Search the listing for the string "فولاد" and copy every line that contains it.

BEGIN STORED DATA

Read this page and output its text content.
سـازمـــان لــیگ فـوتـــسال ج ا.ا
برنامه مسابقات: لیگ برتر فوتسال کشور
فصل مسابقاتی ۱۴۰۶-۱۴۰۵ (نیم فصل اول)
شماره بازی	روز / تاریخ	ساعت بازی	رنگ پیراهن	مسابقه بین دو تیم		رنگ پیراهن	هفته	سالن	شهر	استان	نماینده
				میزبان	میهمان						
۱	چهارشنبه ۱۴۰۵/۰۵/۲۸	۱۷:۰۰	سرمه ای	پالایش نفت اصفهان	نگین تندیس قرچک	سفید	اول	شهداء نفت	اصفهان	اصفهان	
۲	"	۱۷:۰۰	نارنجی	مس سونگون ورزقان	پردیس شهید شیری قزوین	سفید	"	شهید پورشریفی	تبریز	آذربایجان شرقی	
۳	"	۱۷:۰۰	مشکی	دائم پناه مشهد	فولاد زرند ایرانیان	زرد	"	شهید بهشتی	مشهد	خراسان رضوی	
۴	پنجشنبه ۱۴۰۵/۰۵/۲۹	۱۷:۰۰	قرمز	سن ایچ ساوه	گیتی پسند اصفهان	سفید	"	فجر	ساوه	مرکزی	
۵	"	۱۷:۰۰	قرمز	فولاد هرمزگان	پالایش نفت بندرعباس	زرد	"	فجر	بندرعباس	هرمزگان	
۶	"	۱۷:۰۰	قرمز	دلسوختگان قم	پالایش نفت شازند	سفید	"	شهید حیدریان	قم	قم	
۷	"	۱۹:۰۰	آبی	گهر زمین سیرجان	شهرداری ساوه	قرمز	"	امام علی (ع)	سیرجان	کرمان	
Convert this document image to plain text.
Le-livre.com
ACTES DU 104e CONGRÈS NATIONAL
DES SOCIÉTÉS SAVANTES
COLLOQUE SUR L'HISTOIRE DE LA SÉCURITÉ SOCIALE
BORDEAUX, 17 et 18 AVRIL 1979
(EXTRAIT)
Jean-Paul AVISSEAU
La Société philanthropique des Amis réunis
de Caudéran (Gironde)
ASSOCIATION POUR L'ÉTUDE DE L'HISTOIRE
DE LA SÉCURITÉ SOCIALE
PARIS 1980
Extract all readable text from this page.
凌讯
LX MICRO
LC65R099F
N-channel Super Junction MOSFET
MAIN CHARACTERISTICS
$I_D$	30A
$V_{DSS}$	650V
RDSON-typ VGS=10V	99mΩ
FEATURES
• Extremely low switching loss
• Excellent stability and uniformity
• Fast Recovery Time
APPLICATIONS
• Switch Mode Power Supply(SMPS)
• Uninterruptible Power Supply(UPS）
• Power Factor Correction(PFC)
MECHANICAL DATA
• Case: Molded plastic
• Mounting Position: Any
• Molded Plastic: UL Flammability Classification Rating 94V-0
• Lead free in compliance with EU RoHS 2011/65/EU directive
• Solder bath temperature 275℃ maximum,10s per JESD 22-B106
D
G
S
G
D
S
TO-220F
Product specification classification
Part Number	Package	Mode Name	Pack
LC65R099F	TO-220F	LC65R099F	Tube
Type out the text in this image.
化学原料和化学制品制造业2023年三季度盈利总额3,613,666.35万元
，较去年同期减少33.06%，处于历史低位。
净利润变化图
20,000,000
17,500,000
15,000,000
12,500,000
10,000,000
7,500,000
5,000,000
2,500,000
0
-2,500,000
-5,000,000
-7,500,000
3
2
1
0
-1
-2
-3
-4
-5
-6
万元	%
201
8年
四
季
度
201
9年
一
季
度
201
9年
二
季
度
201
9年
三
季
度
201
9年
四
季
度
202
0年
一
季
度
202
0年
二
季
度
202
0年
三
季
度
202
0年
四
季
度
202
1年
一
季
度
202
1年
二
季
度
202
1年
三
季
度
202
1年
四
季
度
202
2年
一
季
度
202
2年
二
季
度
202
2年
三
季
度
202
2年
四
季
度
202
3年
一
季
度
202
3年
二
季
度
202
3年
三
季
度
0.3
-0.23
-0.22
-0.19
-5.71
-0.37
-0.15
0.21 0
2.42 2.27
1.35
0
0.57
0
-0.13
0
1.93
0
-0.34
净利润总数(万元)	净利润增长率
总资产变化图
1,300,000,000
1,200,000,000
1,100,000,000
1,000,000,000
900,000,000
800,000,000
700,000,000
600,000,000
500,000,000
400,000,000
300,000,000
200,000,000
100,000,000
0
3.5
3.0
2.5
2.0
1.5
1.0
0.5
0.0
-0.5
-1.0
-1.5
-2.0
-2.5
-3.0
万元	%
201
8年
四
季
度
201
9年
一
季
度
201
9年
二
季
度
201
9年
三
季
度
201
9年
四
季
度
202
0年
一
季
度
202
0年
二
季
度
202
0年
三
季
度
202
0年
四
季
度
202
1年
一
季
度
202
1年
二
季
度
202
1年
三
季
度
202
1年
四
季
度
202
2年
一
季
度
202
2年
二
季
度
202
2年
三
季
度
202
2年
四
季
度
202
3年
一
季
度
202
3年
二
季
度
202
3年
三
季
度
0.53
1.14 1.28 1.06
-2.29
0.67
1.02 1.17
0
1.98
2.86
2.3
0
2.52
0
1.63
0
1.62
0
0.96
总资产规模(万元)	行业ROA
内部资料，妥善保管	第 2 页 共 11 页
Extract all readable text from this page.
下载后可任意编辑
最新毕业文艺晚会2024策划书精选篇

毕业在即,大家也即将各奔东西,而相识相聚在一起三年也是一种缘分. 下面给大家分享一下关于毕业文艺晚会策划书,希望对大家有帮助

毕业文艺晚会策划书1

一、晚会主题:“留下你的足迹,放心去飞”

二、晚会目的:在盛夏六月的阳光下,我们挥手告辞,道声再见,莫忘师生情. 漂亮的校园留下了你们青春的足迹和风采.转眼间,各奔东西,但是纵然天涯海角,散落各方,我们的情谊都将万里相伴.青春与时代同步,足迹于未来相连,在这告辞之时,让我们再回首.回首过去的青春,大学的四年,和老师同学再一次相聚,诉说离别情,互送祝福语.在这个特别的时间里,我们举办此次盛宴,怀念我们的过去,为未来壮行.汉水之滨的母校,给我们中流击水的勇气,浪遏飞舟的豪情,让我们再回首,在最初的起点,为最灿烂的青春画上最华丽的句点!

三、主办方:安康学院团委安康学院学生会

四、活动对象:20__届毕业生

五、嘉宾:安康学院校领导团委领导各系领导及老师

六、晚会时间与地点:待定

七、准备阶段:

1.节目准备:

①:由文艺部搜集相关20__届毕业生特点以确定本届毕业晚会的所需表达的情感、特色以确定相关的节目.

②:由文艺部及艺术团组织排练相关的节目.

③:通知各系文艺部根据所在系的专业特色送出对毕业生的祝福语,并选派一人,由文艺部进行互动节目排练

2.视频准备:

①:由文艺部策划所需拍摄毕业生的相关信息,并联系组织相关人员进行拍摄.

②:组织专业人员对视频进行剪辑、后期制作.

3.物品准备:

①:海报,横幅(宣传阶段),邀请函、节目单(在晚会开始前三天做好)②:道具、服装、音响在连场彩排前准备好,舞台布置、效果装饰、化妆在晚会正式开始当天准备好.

END STORED DATA

### RESULT FOR THIS TASK
۳	"	۱۷:۰۰	مشکی	دائم پناه مشهد	فولاد زرند ایرانیان	زرد	"	شهید بهشتی	مشهد	خراسان رضوی	
۵	"	۱۷:۰۰	قرمز	فولاد هرمزگان	پالایش نفت بندرعباس	زرد	"	فجر	بندرعباس	هرمزگان	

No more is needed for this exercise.